● **Information supplied**
===============

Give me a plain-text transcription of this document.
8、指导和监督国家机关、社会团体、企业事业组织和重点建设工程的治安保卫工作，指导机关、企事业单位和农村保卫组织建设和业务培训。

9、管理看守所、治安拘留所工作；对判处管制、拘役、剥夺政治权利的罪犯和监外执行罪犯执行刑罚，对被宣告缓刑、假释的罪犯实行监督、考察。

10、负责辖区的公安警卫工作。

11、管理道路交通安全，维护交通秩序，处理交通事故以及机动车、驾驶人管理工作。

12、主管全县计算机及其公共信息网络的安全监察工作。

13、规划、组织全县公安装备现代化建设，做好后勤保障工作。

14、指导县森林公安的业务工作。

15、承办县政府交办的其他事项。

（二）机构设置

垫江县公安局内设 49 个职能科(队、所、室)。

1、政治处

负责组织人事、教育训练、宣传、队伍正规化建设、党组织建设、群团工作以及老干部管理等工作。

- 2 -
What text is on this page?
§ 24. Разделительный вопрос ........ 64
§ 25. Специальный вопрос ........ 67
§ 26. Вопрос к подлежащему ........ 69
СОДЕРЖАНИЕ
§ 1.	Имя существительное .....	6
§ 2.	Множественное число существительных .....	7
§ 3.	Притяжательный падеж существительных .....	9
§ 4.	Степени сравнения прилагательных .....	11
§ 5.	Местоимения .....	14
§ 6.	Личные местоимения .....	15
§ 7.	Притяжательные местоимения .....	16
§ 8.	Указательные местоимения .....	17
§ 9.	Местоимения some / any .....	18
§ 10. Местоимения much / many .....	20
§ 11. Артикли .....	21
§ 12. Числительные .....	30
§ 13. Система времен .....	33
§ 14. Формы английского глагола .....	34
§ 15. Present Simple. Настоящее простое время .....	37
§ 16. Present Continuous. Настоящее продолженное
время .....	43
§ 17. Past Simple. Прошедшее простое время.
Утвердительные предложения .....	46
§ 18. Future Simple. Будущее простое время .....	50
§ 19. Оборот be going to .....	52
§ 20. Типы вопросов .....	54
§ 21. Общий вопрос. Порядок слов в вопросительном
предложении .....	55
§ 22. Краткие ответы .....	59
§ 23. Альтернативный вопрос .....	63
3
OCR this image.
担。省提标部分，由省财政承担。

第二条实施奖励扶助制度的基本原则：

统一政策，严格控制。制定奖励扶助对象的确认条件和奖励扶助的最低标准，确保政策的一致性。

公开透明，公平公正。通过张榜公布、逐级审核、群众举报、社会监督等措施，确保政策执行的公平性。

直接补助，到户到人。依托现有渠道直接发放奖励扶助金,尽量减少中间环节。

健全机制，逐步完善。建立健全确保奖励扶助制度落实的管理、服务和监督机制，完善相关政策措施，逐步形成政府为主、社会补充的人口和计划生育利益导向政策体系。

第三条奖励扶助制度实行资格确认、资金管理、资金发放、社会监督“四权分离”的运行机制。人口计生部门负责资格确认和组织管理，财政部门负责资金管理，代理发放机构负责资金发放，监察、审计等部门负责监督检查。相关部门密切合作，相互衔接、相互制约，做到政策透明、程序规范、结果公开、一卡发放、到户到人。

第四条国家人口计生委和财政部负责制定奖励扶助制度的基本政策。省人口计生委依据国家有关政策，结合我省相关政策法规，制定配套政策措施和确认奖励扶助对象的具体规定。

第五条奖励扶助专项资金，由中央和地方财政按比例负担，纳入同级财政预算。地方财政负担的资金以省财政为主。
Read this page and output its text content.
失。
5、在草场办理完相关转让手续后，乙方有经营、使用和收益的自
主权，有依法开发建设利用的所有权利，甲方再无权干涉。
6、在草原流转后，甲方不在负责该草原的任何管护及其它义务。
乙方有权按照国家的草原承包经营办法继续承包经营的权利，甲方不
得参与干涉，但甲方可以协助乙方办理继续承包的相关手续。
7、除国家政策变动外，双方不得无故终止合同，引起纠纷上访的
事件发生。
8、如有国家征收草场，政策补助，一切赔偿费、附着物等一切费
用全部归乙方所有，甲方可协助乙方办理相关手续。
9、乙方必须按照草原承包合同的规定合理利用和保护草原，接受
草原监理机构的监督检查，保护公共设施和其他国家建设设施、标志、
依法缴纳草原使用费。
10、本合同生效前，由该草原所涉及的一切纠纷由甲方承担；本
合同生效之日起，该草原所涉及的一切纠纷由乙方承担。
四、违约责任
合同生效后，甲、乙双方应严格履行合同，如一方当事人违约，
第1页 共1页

===============

● **Given exercise**
Extract every record and return it verbatim.

● **Response**
Give me a plain-text transcription of this document.
8、指导和监督国家机关、社会团体、企业事业组织和重点建设工程的治安保卫工作，指导机关、企事业单位和农村保卫组织建设和业务培训。

9、管理看守所、治安拘留所工作；对判处管制、拘役、剥夺政治权利的罪犯和监外执行罪犯执行刑罚，对被宣告缓刑、假释的罪犯实行监督、考察。

10、负责辖区的公安警卫工作。

11、管理道路交通安全，维护交通秩序，处理交通事故以及机动车、驾驶人管理工作。

12、主管全县计算机及其公共信息网络的安全监察工作。

13、规划、组织全县公安装备现代化建设，做好后勤保障工作。

14、指导县森林公安的业务工作。

15、承办县政府交办的其他事项。

（二）机构设置

垫江县公安局内设 49 个职能科(队、所、室)。

1、政治处

负责组织人事、教育训练、宣传、队伍正规化建设、党组织建设、群团工作以及老干部管理等工作。

- 2 -
What text is on this page?
§ 24. Разделительный вопрос ........ 64
§ 25. Специальный вопрос ........ 67
§ 26. Вопрос к подлежащему ........ 69
СОДЕРЖАНИЕ
§ 1.	Имя существительное .....	6
§ 2.	Множественное число существительных .....	7
§ 3.	Притяжательный падеж существительных .....	9
§ 4.	Степени сравнения прилагательных .....	11
§ 5.	Местоимения .....	14
§ 6.	Личные местоимения .....	15
§ 7.	Притяжательные местоимения .....	16
§ 8.	Указательные местоимения .....	17
§ 9.	Местоимения some / any .....	18
§ 10. Местоимения much / many .....	20
§ 11. Артикли .....	21
§ 12. Числительные .....	30
§ 13. Система времен .....	33
§ 14. Формы английского глагола .....	34
§ 15. Present Simple. Настоящее простое время .....	37
§ 16. Present Continuous. Настоящее продолженное
время .....	43
§ 17. Past Simple. Прошедшее простое время.
Утвердительные предложения .....	46
§ 18. Future Simple. Будущее простое время .....	50
§ 19. Оборот be going to .....	52
§ 20. Типы вопросов .....	54
§ 21. Общий вопрос. Порядок слов в вопросительном
предложении .....	55
§ 22. Краткие ответы .....	59
§ 23. Альтернативный вопрос .....	63
3
OCR this image.
担。省提标部分，由省财政承担。

第二条实施奖励扶助制度的基本原则：

统一政策，严格控制。制定奖励扶助对象的确认条件和奖励扶助的最低标准，确保政策的一致性。

公开透明，公平公正。通过张榜公布、逐级审核、群众举报、社会监督等措施，确保政策执行的公平性。

直接补助，到户到人。依托现有渠道直接发放奖励扶助金,尽量减少中间环节。

健全机制，逐步完善。建立健全确保奖励扶助制度落实的管理、服务和监督机制，完善相关政策措施，逐步形成政府为主、社会补充的人口和计划生育利益导向政策体系。

第三条奖励扶助制度实行资格确认、资金管理、资金发放、社会监督“四权分离”的运行机制。人口计生部门负责资格确认和组织管理，财政部门负责资金管理，代理发放机构负责资金发放，监察、审计等部门负责监督检查。相关部门密切合作，相互衔接、相互制约，做到政策透明、程序规范、结果公开、一卡发放、到户到人。

第四条国家人口计生委和财政部负责制定奖励扶助制度的基本政策。省人口计生委依据国家有关政策，结合我省相关政策法规，制定配套政策措施和确认奖励扶助对象的具体规定。

第五条奖励扶助专项资金，由中央和地方财政按比例负担，纳入同级财政预算。地方财政负担的资金以省财政为主。
Read this page and output its text content.
失。
5、在草场办理完相关转让手续后，乙方有经营、使用和收益的自
主权，有依法开发建设利用的所有权利，甲方再无权干涉。
6、在草原流转后，甲方不在负责该草原的任何管护及其它义务。
乙方有权按照国家的草原承包经营办法继续承包经营的权利，甲方不
得参与干涉，但甲方可以协助乙方办理继续承包的相关手续。
7、除国家政策变动外，双方不得无故终止合同，引起纠纷上访的
事件发生。
8、如有国家征收草场，政策补助，一切赔偿费、附着物等一切费
用全部归乙方所有，甲方可协助乙方办理相关手续。
9、乙方必须按照草原承包合同的规定合理利用和保护草原，接受
草原监理机构的监督检查，保护公共设施和其他国家建设设施、标志、
依法缴纳草原使用费。
10、本合同生效前，由该草原所涉及的一切纠纷由甲方承担；本
合同生效之日起，该草原所涉及的一切纠纷由乙方承担。
四、违约责任
合同生效后，甲、乙双方应严格履行合同，如一方当事人违约，
第1页 共1页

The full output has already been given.